__What needs to be done__
Copy out each row below word for word, keeping every character and number unchanged.
______
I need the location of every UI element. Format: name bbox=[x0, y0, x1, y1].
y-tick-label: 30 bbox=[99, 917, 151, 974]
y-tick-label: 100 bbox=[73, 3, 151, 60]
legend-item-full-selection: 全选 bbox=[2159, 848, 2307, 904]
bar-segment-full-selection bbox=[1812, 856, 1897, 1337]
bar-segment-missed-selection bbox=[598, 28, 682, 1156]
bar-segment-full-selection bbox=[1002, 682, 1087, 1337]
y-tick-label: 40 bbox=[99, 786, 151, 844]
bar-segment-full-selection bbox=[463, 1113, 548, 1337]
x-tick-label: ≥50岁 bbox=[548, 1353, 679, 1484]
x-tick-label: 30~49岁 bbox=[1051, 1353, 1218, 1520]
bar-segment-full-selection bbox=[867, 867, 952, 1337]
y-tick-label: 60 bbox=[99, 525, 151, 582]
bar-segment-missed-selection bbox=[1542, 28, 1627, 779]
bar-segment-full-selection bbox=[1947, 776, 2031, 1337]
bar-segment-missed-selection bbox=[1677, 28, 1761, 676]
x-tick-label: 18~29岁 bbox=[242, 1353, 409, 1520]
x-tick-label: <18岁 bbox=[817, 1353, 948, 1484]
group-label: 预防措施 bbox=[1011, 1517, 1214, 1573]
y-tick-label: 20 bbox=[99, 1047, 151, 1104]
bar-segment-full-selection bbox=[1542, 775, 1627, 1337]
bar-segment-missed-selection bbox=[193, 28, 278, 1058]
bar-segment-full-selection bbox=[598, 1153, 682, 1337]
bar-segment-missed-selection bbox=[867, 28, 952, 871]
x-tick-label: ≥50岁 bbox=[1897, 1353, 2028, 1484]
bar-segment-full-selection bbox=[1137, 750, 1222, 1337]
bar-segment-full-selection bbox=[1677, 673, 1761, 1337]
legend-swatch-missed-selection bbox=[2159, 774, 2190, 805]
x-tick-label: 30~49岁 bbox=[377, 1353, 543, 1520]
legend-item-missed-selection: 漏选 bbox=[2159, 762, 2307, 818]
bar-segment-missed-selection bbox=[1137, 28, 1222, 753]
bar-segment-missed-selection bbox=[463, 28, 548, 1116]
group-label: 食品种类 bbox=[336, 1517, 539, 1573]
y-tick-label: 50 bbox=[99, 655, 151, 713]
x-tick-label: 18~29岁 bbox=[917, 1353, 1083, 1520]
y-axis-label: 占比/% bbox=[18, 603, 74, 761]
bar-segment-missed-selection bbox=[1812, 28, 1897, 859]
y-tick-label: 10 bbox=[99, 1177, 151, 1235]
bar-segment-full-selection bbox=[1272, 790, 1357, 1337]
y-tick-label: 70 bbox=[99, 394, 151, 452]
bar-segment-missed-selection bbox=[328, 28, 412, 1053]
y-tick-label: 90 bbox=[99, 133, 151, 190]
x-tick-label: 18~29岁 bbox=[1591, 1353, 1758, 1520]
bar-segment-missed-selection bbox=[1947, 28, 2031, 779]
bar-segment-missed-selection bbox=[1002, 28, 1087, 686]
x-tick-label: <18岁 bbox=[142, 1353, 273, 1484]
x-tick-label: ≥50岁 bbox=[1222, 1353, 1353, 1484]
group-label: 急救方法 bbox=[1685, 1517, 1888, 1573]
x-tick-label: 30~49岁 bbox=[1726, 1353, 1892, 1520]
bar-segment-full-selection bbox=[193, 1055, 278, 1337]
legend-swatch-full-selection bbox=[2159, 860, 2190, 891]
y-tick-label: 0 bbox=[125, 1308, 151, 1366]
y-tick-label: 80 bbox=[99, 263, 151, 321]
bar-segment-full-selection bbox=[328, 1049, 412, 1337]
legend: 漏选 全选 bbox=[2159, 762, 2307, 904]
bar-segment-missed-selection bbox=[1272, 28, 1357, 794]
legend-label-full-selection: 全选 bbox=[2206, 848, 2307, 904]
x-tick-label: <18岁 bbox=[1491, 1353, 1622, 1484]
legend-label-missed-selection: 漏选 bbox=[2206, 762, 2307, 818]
______
__Solution__
I need the location of every UI element. Format: name bbox=[x0, y0, x1, y1].
y-tick-label: 30 bbox=[99, 917, 151, 974]
y-tick-label: 100 bbox=[73, 3, 151, 60]
legend-item-full-selection: 全选 bbox=[2159, 848, 2307, 904]
bar-segment-full-selection bbox=[1812, 856, 1897, 1337]
bar-segment-missed-selection bbox=[598, 28, 682, 1156]
bar-segment-full-selection bbox=[1002, 682, 1087, 1337]
y-tick-label: 40 bbox=[99, 786, 151, 844]
bar-segment-full-selection bbox=[463, 1113, 548, 1337]
x-tick-label: ≥50岁 bbox=[548, 1353, 679, 1484]
x-tick-label: 30~49岁 bbox=[1051, 1353, 1218, 1520]
bar-segment-full-selection bbox=[867, 867, 952, 1337]
y-tick-label: 60 bbox=[99, 525, 151, 582]
bar-segment-missed-selection bbox=[1542, 28, 1627, 779]
bar-segment-full-selection bbox=[1947, 776, 2031, 1337]
bar-segment-missed-selection bbox=[1677, 28, 1761, 676]
x-tick-label: 18~29岁 bbox=[242, 1353, 409, 1520]
x-tick-label: <18岁 bbox=[817, 1353, 948, 1484]
group-label: 预防措施 bbox=[1011, 1517, 1214, 1573]
y-tick-label: 20 bbox=[99, 1047, 151, 1104]
bar-segment-full-selection bbox=[1542, 775, 1627, 1337]
bar-segment-missed-selection bbox=[193, 28, 278, 1058]
bar-segment-full-selection bbox=[598, 1153, 682, 1337]
bar-segment-missed-selection bbox=[867, 28, 952, 871]
x-tick-label: ≥50岁 bbox=[1897, 1353, 2028, 1484]
bar-segment-full-selection bbox=[1137, 750, 1222, 1337]
bar-segment-full-selection bbox=[1677, 673, 1761, 1337]
legend-swatch-missed-selection bbox=[2159, 774, 2190, 805]
x-tick-label: 30~49岁 bbox=[377, 1353, 543, 1520]
legend-item-missed-selection: 漏选 bbox=[2159, 762, 2307, 818]
bar-segment-missed-selection bbox=[1137, 28, 1222, 753]
bar-segment-missed-selection bbox=[463, 28, 548, 1116]
group-label: 食品种类 bbox=[336, 1517, 539, 1573]
y-tick-label: 50 bbox=[99, 655, 151, 713]
x-tick-label: 18~29岁 bbox=[917, 1353, 1083, 1520]
y-axis-label: 占比/% bbox=[18, 603, 74, 761]
bar-segment-missed-selection bbox=[1812, 28, 1897, 859]
y-tick-label: 10 bbox=[99, 1177, 151, 1235]
bar-segment-full-selection bbox=[1272, 790, 1357, 1337]
y-tick-label: 70 bbox=[99, 394, 151, 452]
bar-segment-missed-selection bbox=[328, 28, 412, 1053]
y-tick-label: 90 bbox=[99, 133, 151, 190]
x-tick-label: 18~29岁 bbox=[1591, 1353, 1758, 1520]
bar-segment-missed-selection bbox=[1947, 28, 2031, 779]
bar-segment-missed-selection bbox=[1002, 28, 1087, 686]
x-tick-label: <18岁 bbox=[142, 1353, 273, 1484]
x-tick-label: ≥50岁 bbox=[1222, 1353, 1353, 1484]
group-label: 急救方法 bbox=[1685, 1517, 1888, 1573]
x-tick-label: 30~49岁 bbox=[1726, 1353, 1892, 1520]
bar-segment-full-selection bbox=[193, 1055, 278, 1337]
legend-swatch-full-selection bbox=[2159, 860, 2190, 891]
y-tick-label: 0 bbox=[125, 1308, 151, 1366]
y-tick-label: 80 bbox=[99, 263, 151, 321]
bar-segment-full-selection bbox=[328, 1049, 412, 1337]
legend: 漏选 全选 bbox=[2159, 762, 2307, 904]
bar-segment-missed-selection bbox=[1272, 28, 1357, 794]
legend-label-full-selection: 全选 bbox=[2206, 848, 2307, 904]
x-tick-label: <18岁 bbox=[1491, 1353, 1622, 1484]
legend-label-missed-selection: 漏选 bbox=[2206, 762, 2307, 818]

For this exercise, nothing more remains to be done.